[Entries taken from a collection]
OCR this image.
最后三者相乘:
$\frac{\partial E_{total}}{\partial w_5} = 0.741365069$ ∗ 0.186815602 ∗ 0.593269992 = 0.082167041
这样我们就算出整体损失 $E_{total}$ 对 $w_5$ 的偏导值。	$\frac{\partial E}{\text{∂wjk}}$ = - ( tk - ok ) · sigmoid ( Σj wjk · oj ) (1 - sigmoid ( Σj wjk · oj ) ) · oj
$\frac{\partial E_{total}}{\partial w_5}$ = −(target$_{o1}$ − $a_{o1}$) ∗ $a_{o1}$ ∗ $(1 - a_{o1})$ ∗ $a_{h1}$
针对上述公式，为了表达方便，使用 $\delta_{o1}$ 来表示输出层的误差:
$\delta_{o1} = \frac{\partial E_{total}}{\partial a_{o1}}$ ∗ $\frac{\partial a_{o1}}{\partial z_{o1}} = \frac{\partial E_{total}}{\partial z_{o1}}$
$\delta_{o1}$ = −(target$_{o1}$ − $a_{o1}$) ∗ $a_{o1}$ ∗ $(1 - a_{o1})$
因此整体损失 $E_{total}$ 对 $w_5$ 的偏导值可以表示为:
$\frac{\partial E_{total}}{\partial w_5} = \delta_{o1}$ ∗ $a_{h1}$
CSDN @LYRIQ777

* Aim of the task
All of the entries must be quoted exactly; please include each one.

* Written reply
OCR this image.
最后三者相乘:
$\frac{\partial E_{total}}{\partial w_5} = 0.741365069$ ∗ 0.186815602 ∗ 0.593269992 = 0.082167041
这样我们就算出整体损失 $E_{total}$ 对 $w_5$ 的偏导值。	$\frac{\partial E}{\text{∂wjk}}$ = - ( tk - ok ) · sigmoid ( Σj wjk · oj ) (1 - sigmoid ( Σj wjk · oj ) ) · oj
$\frac{\partial E_{total}}{\partial w_5}$ = −(target$_{o1}$ − $a_{o1}$) ∗ $a_{o1}$ ∗ $(1 - a_{o1})$ ∗ $a_{h1}$
针对上述公式，为了表达方便，使用 $\delta_{o1}$ 来表示输出层的误差:
$\delta_{o1} = \frac{\partial E_{total}}{\partial a_{o1}}$ ∗ $\frac{\partial a_{o1}}{\partial z_{o1}} = \frac{\partial E_{total}}{\partial z_{o1}}$
$\delta_{o1}$ = −(target$_{o1}$ − $a_{o1}$) ∗ $a_{o1}$ ∗ $(1 - a_{o1})$
因此整体损失 $E_{total}$ 对 $w_5$ 的偏导值可以表示为:
$\frac{\partial E_{total}}{\partial w_5} = \delta_{o1}$ ∗ $a_{h1}$
CSDN @LYRIQ777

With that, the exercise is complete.